**Short exercise:** Lines that include the word "eyes" are the ones to copy.

**Data for processing:**
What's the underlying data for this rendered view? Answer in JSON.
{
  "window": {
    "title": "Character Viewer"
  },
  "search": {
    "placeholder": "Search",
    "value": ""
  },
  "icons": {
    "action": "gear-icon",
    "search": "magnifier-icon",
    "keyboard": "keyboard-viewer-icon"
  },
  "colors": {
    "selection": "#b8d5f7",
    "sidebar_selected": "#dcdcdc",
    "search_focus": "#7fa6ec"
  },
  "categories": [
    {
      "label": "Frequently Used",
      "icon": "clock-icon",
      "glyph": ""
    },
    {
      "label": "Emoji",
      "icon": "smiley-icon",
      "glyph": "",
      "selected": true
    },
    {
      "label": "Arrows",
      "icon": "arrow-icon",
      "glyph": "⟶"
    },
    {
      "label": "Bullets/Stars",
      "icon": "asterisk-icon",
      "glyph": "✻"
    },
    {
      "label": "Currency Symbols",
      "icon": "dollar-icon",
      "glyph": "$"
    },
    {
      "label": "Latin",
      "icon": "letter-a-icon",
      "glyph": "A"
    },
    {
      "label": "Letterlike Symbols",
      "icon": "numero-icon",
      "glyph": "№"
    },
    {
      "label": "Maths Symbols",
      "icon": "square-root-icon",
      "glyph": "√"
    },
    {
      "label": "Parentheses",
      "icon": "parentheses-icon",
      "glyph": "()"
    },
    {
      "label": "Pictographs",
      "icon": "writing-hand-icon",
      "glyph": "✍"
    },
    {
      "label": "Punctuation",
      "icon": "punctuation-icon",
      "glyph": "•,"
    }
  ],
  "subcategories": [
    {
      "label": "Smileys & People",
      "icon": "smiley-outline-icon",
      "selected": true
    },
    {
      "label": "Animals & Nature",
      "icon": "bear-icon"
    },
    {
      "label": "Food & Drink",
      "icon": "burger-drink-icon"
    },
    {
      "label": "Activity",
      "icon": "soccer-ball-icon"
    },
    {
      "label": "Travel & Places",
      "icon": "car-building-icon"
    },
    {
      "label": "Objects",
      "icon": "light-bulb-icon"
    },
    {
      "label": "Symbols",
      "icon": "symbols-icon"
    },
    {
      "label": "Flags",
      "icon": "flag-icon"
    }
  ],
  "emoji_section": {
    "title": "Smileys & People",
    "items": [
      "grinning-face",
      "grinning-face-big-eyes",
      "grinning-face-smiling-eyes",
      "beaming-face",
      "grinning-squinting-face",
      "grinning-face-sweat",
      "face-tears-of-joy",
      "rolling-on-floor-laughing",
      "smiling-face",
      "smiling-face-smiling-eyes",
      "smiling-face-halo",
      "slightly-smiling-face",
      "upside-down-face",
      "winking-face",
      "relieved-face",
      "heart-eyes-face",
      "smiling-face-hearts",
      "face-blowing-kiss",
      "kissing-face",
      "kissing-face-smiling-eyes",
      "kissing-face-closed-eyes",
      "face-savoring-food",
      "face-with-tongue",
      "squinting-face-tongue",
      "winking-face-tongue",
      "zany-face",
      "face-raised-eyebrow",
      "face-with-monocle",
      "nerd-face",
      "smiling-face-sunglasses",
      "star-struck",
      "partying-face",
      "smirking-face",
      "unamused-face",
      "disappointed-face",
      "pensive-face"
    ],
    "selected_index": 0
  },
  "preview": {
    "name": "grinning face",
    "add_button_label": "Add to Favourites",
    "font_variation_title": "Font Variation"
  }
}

**Output:**
      "grinning-face-big-eyes",
      "grinning-face-smiling-eyes",
      "smiling-face-smiling-eyes",
      "heart-eyes-face",
      "kissing-face-smiling-eyes",
      "kissing-face-closed-eyes",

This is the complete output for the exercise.